** begin **
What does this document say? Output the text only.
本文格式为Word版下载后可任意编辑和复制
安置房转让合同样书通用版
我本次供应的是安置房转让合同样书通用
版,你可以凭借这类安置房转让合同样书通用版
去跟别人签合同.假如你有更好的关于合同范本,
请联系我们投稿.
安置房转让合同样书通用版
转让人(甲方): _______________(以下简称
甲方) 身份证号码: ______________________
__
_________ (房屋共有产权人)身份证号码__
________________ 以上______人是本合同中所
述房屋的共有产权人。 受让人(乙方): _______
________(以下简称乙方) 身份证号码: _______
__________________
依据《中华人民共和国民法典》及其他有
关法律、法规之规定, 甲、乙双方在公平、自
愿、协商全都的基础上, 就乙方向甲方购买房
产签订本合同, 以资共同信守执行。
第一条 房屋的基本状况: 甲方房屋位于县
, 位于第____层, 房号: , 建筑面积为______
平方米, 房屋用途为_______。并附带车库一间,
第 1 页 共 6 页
** end **
[Problem requirements]: Your task is to repeat every entry exactly.

[Answer to this exercise]:
What does this document say? Output the text only.
本文格式为Word版下载后可任意编辑和复制
安置房转让合同样书通用版
我本次供应的是安置房转让合同样书通用
版,你可以凭借这类安置房转让合同样书通用版
去跟别人签合同.假如你有更好的关于合同范本,
请联系我们投稿.
安置房转让合同样书通用版
转让人(甲方): _______________(以下简称
甲方) 身份证号码: ______________________
__
_________ (房屋共有产权人)身份证号码__
________________ 以上______人是本合同中所
述房屋的共有产权人。 受让人(乙方): _______
________(以下简称乙方) 身份证号码: _______
__________________
依据《中华人民共和国民法典》及其他有
关法律、法规之规定, 甲、乙双方在公平、自
愿、协商全都的基础上, 就乙方向甲方购买房
产签订本合同, 以资共同信守执行。
第一条 房屋的基本状况: 甲方房屋位于县
, 位于第____层, 房号: , 建筑面积为______
平方米, 房屋用途为_______。并附带车库一间,
第 1 页 共 6 页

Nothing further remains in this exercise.